> Problem to work on
Repeat all of the data precisely.

(Saved data entries)
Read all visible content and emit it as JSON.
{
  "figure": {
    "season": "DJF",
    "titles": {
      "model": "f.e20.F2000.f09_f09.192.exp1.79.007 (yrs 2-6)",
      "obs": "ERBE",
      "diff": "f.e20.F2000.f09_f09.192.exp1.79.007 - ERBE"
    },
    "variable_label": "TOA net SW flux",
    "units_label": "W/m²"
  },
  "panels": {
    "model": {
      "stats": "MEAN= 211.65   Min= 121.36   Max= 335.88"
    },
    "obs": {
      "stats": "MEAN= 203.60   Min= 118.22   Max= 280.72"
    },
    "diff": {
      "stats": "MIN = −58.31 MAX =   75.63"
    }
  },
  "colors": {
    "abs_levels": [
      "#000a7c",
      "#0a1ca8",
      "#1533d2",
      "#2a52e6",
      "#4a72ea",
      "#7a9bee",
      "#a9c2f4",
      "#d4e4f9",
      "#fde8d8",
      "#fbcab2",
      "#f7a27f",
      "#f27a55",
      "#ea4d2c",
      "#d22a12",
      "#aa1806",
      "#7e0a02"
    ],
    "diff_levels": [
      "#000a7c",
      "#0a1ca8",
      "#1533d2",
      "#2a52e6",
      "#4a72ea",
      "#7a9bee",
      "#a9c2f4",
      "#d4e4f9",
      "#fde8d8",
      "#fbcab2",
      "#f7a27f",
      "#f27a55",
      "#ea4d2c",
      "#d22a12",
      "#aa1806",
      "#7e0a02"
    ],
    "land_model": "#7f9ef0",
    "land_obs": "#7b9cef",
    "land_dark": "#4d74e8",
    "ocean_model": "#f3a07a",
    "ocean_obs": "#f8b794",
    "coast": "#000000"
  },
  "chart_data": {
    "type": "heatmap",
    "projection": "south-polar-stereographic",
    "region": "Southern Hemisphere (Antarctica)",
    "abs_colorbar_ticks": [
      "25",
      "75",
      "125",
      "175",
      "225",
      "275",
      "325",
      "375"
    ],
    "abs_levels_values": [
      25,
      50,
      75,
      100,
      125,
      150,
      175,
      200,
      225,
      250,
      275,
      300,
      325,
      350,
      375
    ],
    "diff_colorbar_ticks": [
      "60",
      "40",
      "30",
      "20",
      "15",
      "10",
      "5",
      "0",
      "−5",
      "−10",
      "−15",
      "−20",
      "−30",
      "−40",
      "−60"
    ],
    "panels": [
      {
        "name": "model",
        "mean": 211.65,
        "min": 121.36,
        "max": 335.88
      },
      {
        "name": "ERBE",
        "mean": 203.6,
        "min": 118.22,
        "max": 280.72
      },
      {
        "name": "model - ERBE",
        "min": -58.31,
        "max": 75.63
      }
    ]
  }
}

> Worked answer
Read all visible content and emit it as JSON.
{
  "figure": {
    "season": "DJF",
    "titles": {
      "model": "f.e20.F2000.f09_f09.192.exp1.79.007 (yrs 2-6)",
      "obs": "ERBE",
      "diff": "f.e20.F2000.f09_f09.192.exp1.79.007 - ERBE"
    },
    "variable_label": "TOA net SW flux",
    "units_label": "W/m²"
  },
  "panels": {
    "model": {
      "stats": "MEAN= 211.65   Min= 121.36   Max= 335.88"
    },
    "obs": {
      "stats": "MEAN= 203.60   Min= 118.22   Max= 280.72"
    },
    "diff": {
      "stats": "MIN = −58.31 MAX =   75.63"
    }
  },
  "colors": {
    "abs_levels": [
      "#000a7c",
      "#0a1ca8",
      "#1533d2",
      "#2a52e6",
      "#4a72ea",
      "#7a9bee",
      "#a9c2f4",
      "#d4e4f9",
      "#fde8d8",
      "#fbcab2",
      "#f7a27f",
      "#f27a55",
      "#ea4d2c",
      "#d22a12",
      "#aa1806",
      "#7e0a02"
    ],
    "diff_levels": [
      "#000a7c",
      "#0a1ca8",
      "#1533d2",
      "#2a52e6",
      "#4a72ea",
      "#7a9bee",
      "#a9c2f4",
      "#d4e4f9",
      "#fde8d8",
      "#fbcab2",
      "#f7a27f",
      "#f27a55",
      "#ea4d2c",
      "#d22a12",
      "#aa1806",
      "#7e0a02"
    ],
    "land_model": "#7f9ef0",
    "land_obs": "#7b9cef",
    "land_dark": "#4d74e8",
    "ocean_model": "#f3a07a",
    "ocean_obs": "#f8b794",
    "coast": "#000000"
  },
  "chart_data": {
    "type": "heatmap",
    "projection": "south-polar-stereographic",
    "region": "Southern Hemisphere (Antarctica)",
    "abs_colorbar_ticks": [
      "25",
      "75",
      "125",
      "175",
      "225",
      "275",
      "325",
      "375"
    ],
    "abs_levels_values": [
      25,
      50,
      75,
      100,
      125,
      150,
      175,
      200,
      225,
      250,
      275,
      300,
      325,
      350,
      375
    ],
    "diff_colorbar_ticks": [
      "60",
      "40",
      "30",
      "20",
      "15",
      "10",
      "5",
      "0",
      "−5",
      "−10",
      "−15",
      "−20",
      "−30",
      "−40",
      "−60"
    ],
    "panels": [
      {
        "name": "model",
        "mean": 211.65,
        "min": 121.36,
        "max": 335.88
      },
      {
        "name": "ERBE",
        "mean": 203.6,
        "min": 118.22,
        "max": 280.72
      },
      {
        "name": "model - ERBE",
        "min": -58.31,
        "max": 75.63
      }
    ]
  }
}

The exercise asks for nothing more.